**Your objective**: Copy whichever lines contain the string "color".

**Stored entries**:
** START **

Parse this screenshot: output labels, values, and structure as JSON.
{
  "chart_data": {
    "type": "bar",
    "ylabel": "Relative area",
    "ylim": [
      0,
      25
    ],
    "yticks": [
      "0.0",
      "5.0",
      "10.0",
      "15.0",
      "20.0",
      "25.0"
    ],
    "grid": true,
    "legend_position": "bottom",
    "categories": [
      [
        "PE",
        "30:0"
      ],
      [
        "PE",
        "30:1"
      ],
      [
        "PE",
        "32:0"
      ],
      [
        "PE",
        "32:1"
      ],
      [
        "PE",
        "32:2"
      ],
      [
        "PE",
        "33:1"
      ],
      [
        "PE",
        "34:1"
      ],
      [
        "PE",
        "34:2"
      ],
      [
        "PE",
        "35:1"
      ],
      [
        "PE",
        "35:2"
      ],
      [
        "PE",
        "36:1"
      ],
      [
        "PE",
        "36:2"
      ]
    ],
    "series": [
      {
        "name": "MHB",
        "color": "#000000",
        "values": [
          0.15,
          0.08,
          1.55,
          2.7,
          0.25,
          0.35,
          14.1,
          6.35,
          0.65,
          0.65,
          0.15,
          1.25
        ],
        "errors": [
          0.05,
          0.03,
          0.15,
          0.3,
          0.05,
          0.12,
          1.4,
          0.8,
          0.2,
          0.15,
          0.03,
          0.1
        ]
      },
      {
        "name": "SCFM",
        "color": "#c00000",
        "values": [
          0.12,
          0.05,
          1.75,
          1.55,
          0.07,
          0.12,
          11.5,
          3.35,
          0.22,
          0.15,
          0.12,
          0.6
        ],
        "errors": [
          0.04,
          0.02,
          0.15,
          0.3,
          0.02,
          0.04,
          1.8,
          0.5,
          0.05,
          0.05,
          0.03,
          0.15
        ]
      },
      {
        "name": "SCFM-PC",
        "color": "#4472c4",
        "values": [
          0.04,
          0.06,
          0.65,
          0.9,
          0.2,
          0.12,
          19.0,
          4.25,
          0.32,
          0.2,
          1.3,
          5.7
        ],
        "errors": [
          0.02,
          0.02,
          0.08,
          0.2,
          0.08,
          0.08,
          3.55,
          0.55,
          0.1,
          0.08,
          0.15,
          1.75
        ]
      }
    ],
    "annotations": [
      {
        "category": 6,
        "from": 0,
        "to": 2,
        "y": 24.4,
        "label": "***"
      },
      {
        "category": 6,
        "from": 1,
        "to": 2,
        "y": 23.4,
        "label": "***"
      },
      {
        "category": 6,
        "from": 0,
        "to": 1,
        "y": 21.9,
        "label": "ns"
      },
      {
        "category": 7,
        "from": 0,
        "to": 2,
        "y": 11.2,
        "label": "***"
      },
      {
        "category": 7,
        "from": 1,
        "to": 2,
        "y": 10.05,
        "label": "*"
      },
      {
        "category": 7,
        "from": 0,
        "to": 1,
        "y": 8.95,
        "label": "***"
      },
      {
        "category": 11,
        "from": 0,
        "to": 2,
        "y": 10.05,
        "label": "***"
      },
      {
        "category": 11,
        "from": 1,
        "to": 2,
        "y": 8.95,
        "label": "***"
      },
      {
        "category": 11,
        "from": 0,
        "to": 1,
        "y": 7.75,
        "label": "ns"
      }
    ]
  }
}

** END **

**Reply**:
        "color": "#000000",
        "color": "#c00000",
        "color": "#4472c4",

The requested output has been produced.